>> begin PAGE EXTRACT
What will calling exit
or die
do?
I completely forgot about them! Well, of course, Swoole override them. This needs to be added to the TODO.
Why is this the case?
For example, consider a long-running application where a service is a class that remains in memory continuously. The web server receives an HTTP request and starts a Fiber for each request. Each request has its own User Session ID.
You want to call a service function, but you don’t want to pass the Session ID every time, because there are also 5-10 other request-related variables. However, you cannot simply store the Session ID in a class property, because context switching is unpredictable. At one moment, you’re handling Request #1, and a second later, you’re already processing Request #2.
When a Fiber creates another Fiber, it copies a reference to the context object, which has minimal performance impact while maintaining execution environment consistency.
Closure variables work as expected they are pure closures with no modifications.
I didn’t mean that True Async breaks anything at the language level. The issue is logical:
You cannot use a global variable in two Fibers, modify it, read it, and expect its state to remain consistent.
By this point we have covered FiberHandle, Resume, and Contexts. Now we have Futures? Can we simplify this to just Futures? Why do we need all these different ways to handle execution?
Futures and Notifiers are two different patterns.
- A Future changes its state only once.
- A Notifier generates one or more events.
- Internally, Future uses Notifier.
In the RFC, I mention that these are essentially two APIs:
- High-level API
- Low-level API
One of the open questions is whether both APIs should remain in PHP-land.
The low-level API allows for close interaction with the event loop, which might be useful if someone wants to write a service in PHP that requires this level of control.
Additionally, this API helps minimize Fiber context switches, since its callbacks execute without switching.
This is both an advantage and a disadvantage.
It's also not clear what the value of most of these function is. For example:
Your comment made me think, especially in the context of anti-patterns. And I agree that it’s better to remove unnecessary methods than to let programmers shoot themselves in the foot.
>> end PAGE EXTRACT
>> begin SUPPLIED DATA
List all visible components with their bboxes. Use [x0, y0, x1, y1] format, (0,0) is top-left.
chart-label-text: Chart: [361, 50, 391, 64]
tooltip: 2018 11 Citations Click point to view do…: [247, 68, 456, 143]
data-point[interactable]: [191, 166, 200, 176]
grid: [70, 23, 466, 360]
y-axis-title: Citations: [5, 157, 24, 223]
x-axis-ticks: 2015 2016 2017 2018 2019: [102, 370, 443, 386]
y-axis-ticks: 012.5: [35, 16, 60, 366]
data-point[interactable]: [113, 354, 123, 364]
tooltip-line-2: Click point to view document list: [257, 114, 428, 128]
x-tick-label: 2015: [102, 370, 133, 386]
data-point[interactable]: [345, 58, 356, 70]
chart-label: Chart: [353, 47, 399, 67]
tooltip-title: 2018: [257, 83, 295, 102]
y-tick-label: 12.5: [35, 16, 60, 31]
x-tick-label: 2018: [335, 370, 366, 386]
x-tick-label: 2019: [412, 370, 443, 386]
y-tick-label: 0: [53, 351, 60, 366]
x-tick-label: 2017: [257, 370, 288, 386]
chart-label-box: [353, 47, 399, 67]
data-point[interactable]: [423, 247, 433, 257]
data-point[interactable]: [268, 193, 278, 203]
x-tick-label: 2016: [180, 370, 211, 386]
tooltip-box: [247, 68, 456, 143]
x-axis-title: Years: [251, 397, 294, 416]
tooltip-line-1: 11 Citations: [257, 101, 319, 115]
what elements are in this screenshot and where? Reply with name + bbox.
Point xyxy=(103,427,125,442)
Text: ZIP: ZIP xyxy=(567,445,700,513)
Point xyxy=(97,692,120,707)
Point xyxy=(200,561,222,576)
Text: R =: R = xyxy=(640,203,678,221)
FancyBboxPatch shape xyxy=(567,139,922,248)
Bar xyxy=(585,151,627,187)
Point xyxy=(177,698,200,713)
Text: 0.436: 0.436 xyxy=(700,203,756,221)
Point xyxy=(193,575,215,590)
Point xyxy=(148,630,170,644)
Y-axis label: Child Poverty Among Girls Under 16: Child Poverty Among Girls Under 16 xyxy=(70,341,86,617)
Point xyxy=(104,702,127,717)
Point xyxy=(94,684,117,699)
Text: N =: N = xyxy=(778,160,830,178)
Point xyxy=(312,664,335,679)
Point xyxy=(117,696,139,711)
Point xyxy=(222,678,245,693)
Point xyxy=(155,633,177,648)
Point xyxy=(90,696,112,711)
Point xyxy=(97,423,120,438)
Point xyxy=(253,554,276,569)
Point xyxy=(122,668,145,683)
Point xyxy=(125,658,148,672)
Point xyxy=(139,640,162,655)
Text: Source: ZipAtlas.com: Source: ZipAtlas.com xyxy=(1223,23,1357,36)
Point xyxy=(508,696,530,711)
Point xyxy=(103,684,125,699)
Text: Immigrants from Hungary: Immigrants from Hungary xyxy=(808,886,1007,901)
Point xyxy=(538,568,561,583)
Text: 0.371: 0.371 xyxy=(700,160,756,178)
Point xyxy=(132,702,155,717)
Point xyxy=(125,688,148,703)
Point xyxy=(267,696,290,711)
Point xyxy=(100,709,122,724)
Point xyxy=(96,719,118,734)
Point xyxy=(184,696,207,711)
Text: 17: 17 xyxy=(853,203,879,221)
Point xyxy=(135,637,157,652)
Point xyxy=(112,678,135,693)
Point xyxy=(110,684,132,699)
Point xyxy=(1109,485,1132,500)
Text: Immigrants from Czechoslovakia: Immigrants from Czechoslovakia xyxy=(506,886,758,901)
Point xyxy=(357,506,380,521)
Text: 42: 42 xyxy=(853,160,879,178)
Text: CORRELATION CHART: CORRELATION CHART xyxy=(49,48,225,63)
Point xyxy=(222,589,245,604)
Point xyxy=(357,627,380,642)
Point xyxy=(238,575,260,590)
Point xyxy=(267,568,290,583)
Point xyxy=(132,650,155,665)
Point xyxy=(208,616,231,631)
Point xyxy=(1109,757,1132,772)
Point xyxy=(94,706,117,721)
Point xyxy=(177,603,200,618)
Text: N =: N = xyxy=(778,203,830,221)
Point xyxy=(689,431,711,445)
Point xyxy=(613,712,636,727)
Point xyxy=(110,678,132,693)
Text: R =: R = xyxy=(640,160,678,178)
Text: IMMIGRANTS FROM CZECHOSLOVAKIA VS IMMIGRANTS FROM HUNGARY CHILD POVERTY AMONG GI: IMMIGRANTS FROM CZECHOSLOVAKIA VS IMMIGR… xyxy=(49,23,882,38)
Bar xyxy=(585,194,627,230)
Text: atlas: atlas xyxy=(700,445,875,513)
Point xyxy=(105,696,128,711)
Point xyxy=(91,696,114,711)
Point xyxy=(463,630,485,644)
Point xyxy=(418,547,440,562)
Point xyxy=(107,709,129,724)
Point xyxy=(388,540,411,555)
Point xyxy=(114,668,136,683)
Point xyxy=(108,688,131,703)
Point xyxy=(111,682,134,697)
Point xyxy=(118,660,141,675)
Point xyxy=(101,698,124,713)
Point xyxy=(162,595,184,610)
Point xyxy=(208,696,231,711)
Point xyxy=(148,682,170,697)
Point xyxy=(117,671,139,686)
>> end SUPPLIED DATA
= EXERCISES TO COMPLETE =
1 – In the PHP async discussion, how many times does a Future change its state?
2 – Carry on the PHP async discussion from its final sentence.

= THE RESULTS =
1 – A Future changes its state only once.

2 –
As for the single producer method, I am not sure why you would use this.
Yes, in other languages there are no explicit restrictions. If the single producer approach is indeed rarely used, then it’s not such an important feature to include. However, I lack certainty on whether it’s truly a rare case. On the other hand, these functions are inexpensive to implement and do not affect performance. Moreover, they have another drawback: they increase the number of behavioral variants in a single class, which seems a more significant disadvantage than the frequency of use.
It isn't clear what happens when `trySend` fails. Is this an error or does nothing?
Yes, this is a documentation oversight. I’ll add it to the TODO.
Thinking through it, there may be cases where trySend
is valid,
Code using tryReceive could be useful in cases where a channel is used to implement a pool. Suppose you need to retrieve an object from the pool, but if it’s not available, you’d prefer to do something else (like throw an exception) rather than block the fiber.
Overall, though, you’re right — it’s an antipattern. It’s better to implement the pool as an explicit class and reserve channels for their classic use.
Can you expand on what this means in the RFC? Why expose it if it shouldn’t be used?
I answered a similar question above.
I also noticed that you seem to be relying heavily on the current implementation to define
behavior.
I love an iterative approach: prototype => RFC => prototype => RFC.
Thank you for the excellent remarks and analysis!
Ed.